[Start Listing]

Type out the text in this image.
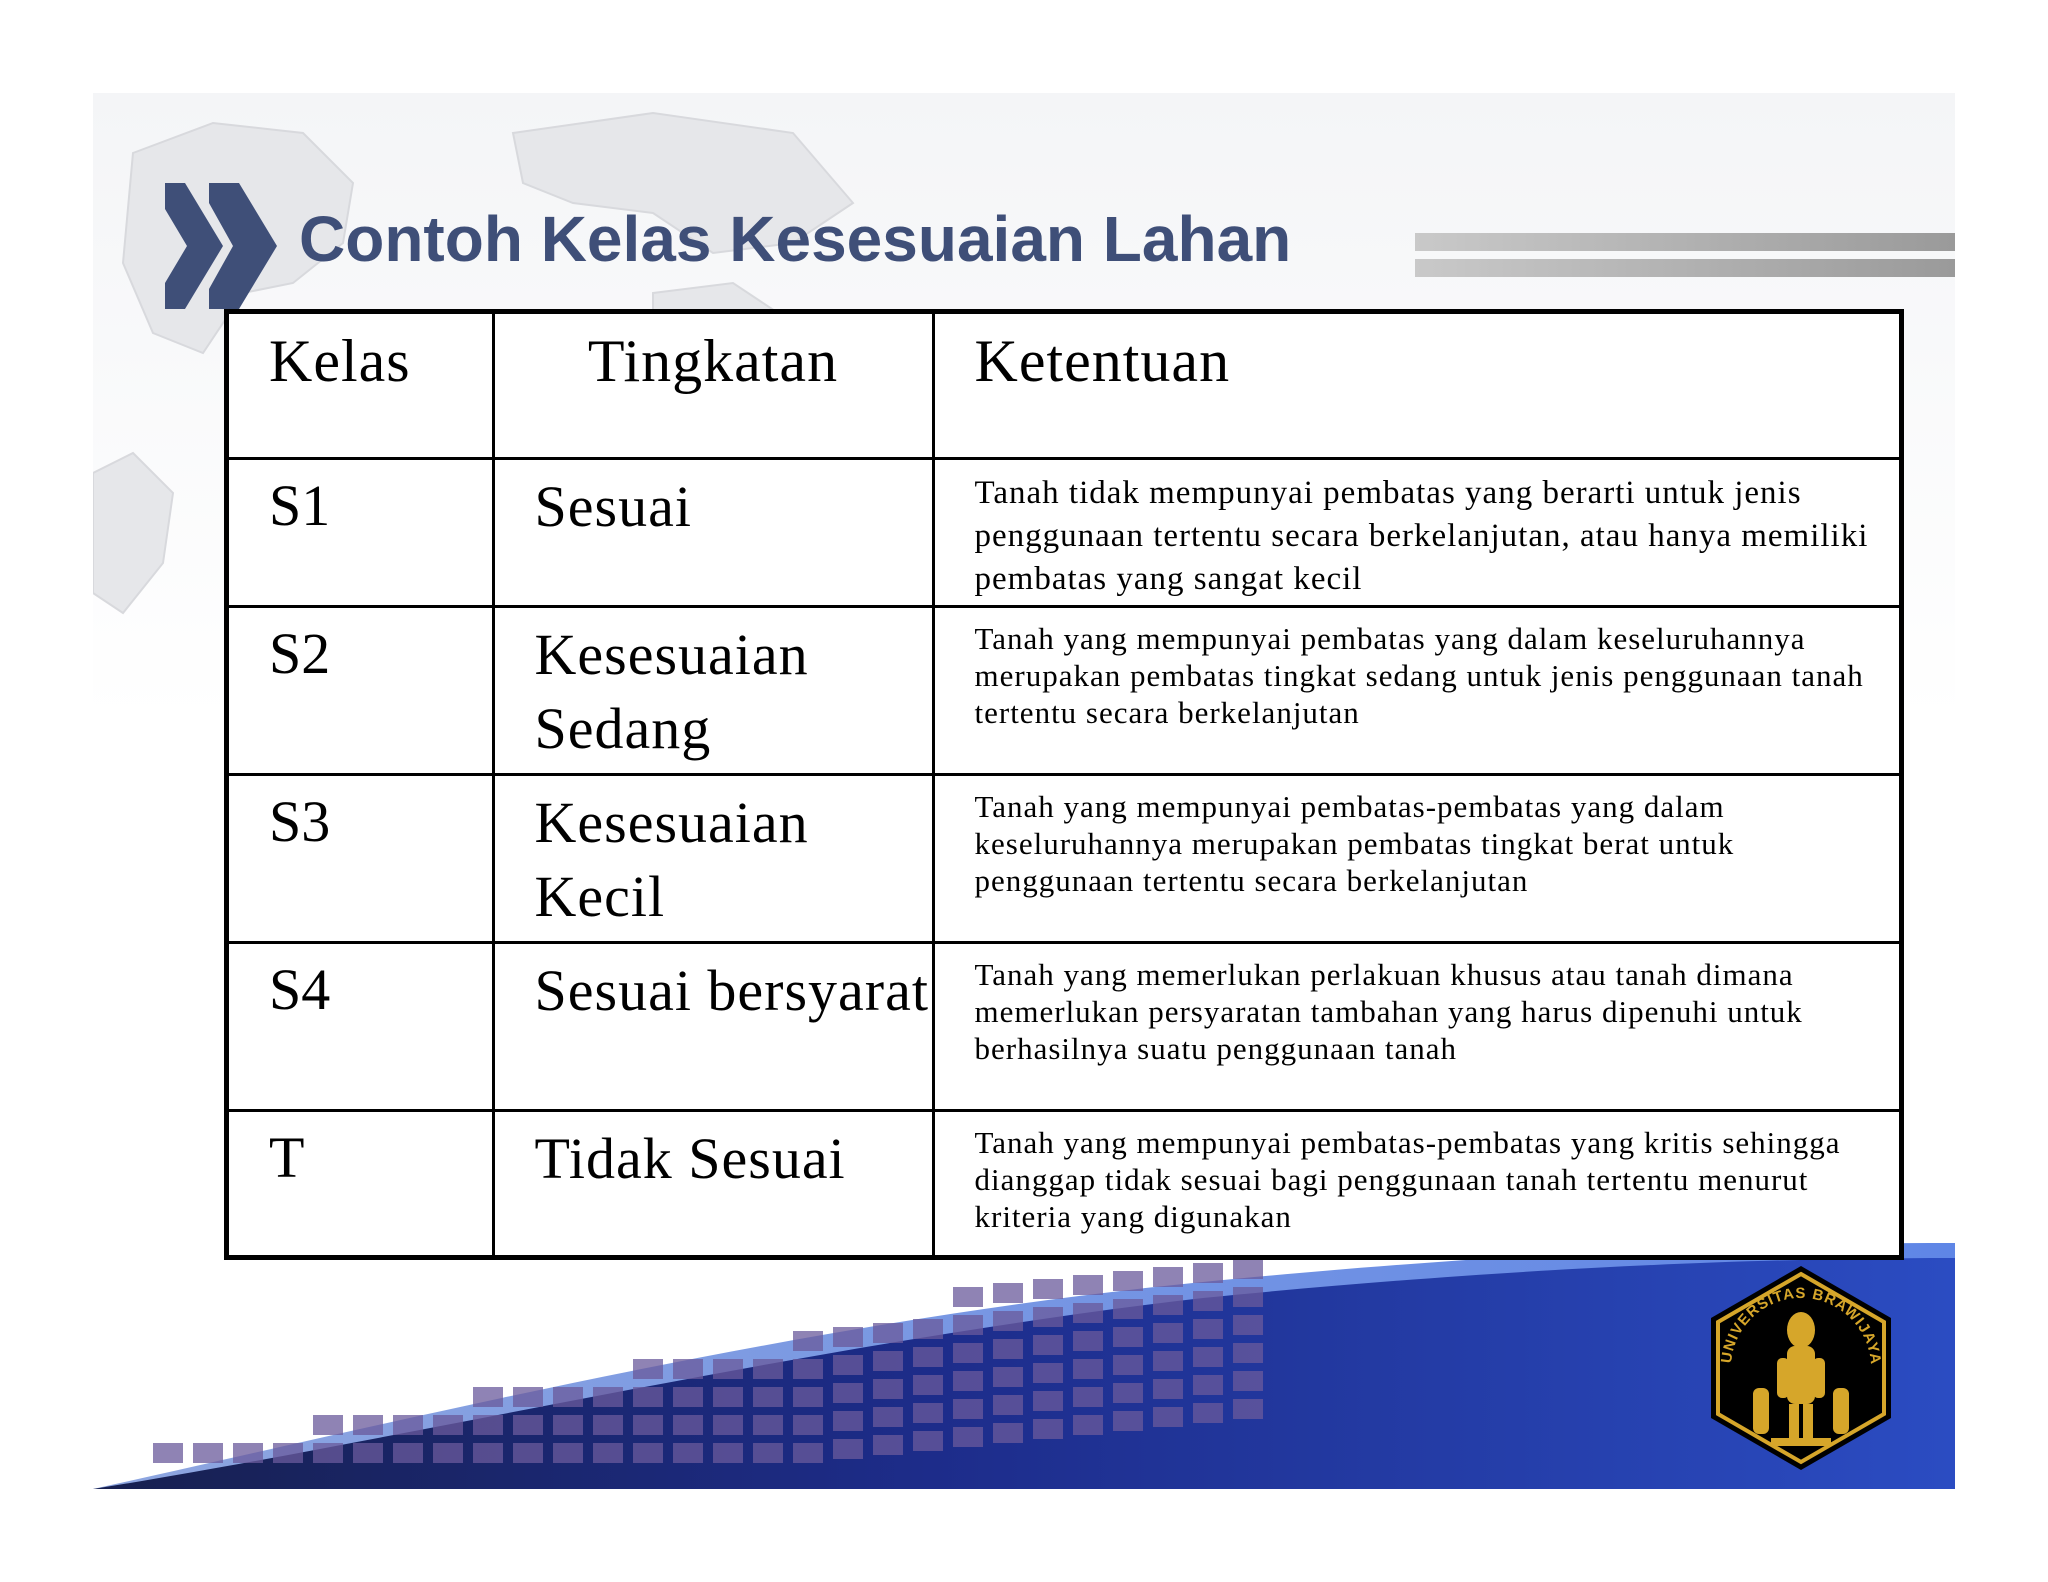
Contoh Kelas Kesesuaian Lahan
Kelas	Tingkatan	Ketentuan
S1	Sesuai	Tanah tidak mempunyai pembatas yang berarti untuk jenis penggunaan tertentu secara berkelanjutan, atau hanya memiliki pembatas yang sangat kecil
S2	Kesesuaian Sedang	Tanah yang mempunyai pembatas yang dalam keseluruhannya merupakan pembatas tingkat sedang untuk jenis penggunaan tanah tertentu secara berkelanjutan
S3	Kesesuaian Kecil	Tanah yang mempunyai pembatas-pembatas yang dalam keseluruhannya merupakan pembatas tingkat berat untuk penggunaan tertentu secara berkelanjutan
S4	Sesuai bersyarat	Tanah yang memerlukan perlakuan khusus atau tanah dimana memerlukan persyaratan tambahan yang harus dipenuhi untuk berhasilnya suatu penggunaan tanah
T	Tidak Sesuai	Tanah yang mempunyai pembatas-pembatas yang kritis sehingga dianggap tidak sesuai bagi penggunaan tanah tertentu menurut kriteria yang digunakan
UNIVERSITAS BRAWIJAYA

[End Listing]

* Do this *
Quote every entry exactly, with the pictures omitted.

* Response to the task *
Type out the text in this image.
Contoh Kelas Kesesuaian Lahan
Kelas	Tingkatan	Ketentuan
S1	Sesuai	Tanah tidak mempunyai pembatas yang berarti untuk jenis penggunaan tertentu secara berkelanjutan, atau hanya memiliki pembatas yang sangat kecil
S2	Kesesuaian Sedang	Tanah yang mempunyai pembatas yang dalam keseluruhannya merupakan pembatas tingkat sedang untuk jenis penggunaan tanah tertentu secara berkelanjutan
S3	Kesesuaian Kecil	Tanah yang mempunyai pembatas-pembatas yang dalam keseluruhannya merupakan pembatas tingkat berat untuk penggunaan tertentu secara berkelanjutan
S4	Sesuai bersyarat	Tanah yang memerlukan perlakuan khusus atau tanah dimana memerlukan persyaratan tambahan yang harus dipenuhi untuk berhasilnya suatu penggunaan tanah
T	Tidak Sesuai	Tanah yang mempunyai pembatas-pembatas yang kritis sehingga dianggap tidak sesuai bagi penggunaan tanah tertentu menurut kriteria yang digunakan
UNIVERSITAS BRAWIJAYA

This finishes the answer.